--- Task directions ---
Copy every entry exactly as given, minus the images.
* BEGIN Information supplied *
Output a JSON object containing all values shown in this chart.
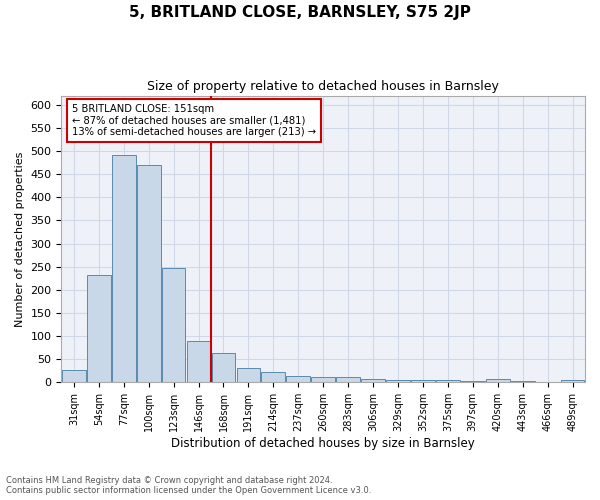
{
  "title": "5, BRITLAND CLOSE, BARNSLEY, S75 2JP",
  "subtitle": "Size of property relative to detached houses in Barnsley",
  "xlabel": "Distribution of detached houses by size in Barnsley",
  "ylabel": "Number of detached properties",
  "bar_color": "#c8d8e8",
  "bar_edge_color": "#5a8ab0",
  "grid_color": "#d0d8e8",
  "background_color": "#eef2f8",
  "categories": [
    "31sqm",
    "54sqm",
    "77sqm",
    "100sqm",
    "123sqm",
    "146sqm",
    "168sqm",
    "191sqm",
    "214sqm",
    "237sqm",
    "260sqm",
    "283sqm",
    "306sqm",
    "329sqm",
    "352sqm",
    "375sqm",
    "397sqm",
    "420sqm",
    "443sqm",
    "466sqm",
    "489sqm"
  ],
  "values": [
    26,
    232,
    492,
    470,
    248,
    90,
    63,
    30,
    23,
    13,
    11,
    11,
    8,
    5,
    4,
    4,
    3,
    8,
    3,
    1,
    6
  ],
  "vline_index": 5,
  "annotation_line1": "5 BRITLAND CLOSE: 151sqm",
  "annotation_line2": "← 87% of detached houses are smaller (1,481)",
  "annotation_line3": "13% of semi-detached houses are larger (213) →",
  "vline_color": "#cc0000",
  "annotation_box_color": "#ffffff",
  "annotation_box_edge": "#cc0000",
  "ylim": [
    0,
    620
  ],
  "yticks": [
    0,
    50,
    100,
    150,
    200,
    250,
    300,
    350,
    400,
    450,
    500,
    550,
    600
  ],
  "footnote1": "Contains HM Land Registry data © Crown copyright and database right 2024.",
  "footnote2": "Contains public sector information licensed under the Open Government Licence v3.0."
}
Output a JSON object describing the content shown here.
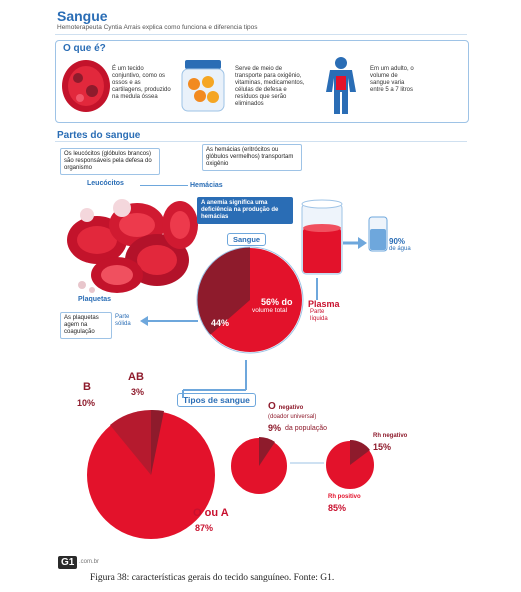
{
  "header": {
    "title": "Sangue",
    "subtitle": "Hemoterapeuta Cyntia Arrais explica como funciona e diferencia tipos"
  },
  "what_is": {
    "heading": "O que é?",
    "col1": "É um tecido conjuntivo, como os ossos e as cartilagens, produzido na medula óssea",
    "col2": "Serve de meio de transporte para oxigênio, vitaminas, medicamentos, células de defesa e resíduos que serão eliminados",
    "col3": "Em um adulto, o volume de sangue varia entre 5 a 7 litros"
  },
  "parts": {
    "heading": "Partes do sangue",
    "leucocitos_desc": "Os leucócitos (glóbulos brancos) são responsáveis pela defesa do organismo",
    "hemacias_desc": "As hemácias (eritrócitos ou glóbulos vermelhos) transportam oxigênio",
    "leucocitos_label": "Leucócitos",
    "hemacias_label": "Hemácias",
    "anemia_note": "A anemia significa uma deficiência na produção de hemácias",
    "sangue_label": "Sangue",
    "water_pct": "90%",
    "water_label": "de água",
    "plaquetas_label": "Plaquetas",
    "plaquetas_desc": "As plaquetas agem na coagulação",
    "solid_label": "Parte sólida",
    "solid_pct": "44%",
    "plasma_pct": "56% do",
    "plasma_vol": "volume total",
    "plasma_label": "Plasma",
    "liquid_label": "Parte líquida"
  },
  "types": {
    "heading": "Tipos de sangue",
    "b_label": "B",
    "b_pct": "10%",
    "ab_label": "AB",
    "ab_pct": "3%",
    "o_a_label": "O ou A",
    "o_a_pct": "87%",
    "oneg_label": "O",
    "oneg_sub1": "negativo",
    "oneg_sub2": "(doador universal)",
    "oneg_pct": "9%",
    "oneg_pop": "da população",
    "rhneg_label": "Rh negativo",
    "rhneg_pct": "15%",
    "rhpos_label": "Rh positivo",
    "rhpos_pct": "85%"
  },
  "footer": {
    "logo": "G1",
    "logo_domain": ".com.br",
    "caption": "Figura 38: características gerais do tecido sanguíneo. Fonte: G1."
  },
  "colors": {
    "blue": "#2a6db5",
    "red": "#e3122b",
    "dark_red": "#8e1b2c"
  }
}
* END Information supplied *
--- Exercise response ---
Output a JSON object containing all values shown in this chart.
{
  "title": "5, BRITLAND CLOSE, BARNSLEY, S75 2JP",
  "subtitle": "Size of property relative to detached houses in Barnsley",
  "xlabel": "Distribution of detached houses by size in Barnsley",
  "ylabel": "Number of detached properties",
  "bar_color": "#c8d8e8",
  "bar_edge_color": "#5a8ab0",
  "grid_color": "#d0d8e8",
  "background_color": "#eef2f8",
  "categories": [
    "31sqm",
    "54sqm",
    "77sqm",
    "100sqm",
    "123sqm",
    "146sqm",
    "168sqm",
    "191sqm",
    "214sqm",
    "237sqm",
    "260sqm",
    "283sqm",
    "306sqm",
    "329sqm",
    "352sqm",
    "375sqm",
    "397sqm",
    "420sqm",
    "443sqm",
    "466sqm",
    "489sqm"
  ],
  "values": [
    26,
    232,
    492,
    470,
    248,
    90,
    63,
    30,
    23,
    13,
    11,
    11,
    8,
    5,
    4,
    4,
    3,
    8,
    3,
    1,
    6
  ],
  "vline_index": 5,
  "annotation_line1": "5 BRITLAND CLOSE: 151sqm",
  "annotation_line2": "← 87% of detached houses are smaller (1,481)",
  "annotation_line3": "13% of semi-detached houses are larger (213) →",
  "vline_color": "#cc0000",
  "annotation_box_color": "#ffffff",
  "annotation_box_edge": "#cc0000",
  "ylim": [
    0,
    620
  ],
  "yticks": [
    0,
    50,
    100,
    150,
    200,
    250,
    300,
    350,
    400,
    450,
    500,
    550,
    600
  ],
  "footnote1": "Contains HM Land Registry data © Crown copyright and database right 2024.",
  "footnote2": "Contains public sector information licensed under the Open Government Licence v3.0."
}
Output a JSON object describing the content shown here.
{
  "header": {
    "title": "Sangue",
    "subtitle": "Hemoterapeuta Cyntia Arrais explica como funciona e diferencia tipos"
  },
  "what_is": {
    "heading": "O que é?",
    "col1": "É um tecido conjuntivo, como os ossos e as cartilagens, produzido na medula óssea",
    "col2": "Serve de meio de transporte para oxigênio, vitaminas, medicamentos, células de defesa e resíduos que serão eliminados",
    "col3": "Em um adulto, o volume de sangue varia entre 5 a 7 litros"
  },
  "parts": {
    "heading": "Partes do sangue",
    "leucocitos_desc": "Os leucócitos (glóbulos brancos) são responsáveis pela defesa do organismo",
    "hemacias_desc": "As hemácias (eritrócitos ou glóbulos vermelhos) transportam oxigênio",
    "leucocitos_label": "Leucócitos",
    "hemacias_label": "Hemácias",
    "anemia_note": "A anemia significa uma deficiência na produção de hemácias",
    "sangue_label": "Sangue",
    "water_pct": "90%",
    "water_label": "de água",
    "plaquetas_label": "Plaquetas",
    "plaquetas_desc": "As plaquetas agem na coagulação",
    "solid_label": "Parte sólida",
    "solid_pct": "44%",
    "plasma_pct": "56% do",
    "plasma_vol": "volume total",
    "plasma_label": "Plasma",
    "liquid_label": "Parte líquida"
  },
  "types": {
    "heading": "Tipos de sangue",
    "b_label": "B",
    "b_pct": "10%",
    "ab_label": "AB",
    "ab_pct": "3%",
    "o_a_label": "O ou A",
    "o_a_pct": "87%",
    "oneg_label": "O",
    "oneg_sub1": "negativo",
    "oneg_sub2": "(doador universal)",
    "oneg_pct": "9%",
    "oneg_pop": "da população",
    "rhneg_label": "Rh negativo",
    "rhneg_pct": "15%",
    "rhpos_label": "Rh positivo",
    "rhpos_pct": "85%"
  },
  "footer": {
    "logo": "G1",
    "logo_domain": ".com.br",
    "caption": "Figura 38: características gerais do tecido sanguíneo. Fonte: G1."
  },
  "colors": {
    "blue": "#2a6db5",
    "red": "#e3122b",
    "dark_red": "#8e1b2c"
  }
}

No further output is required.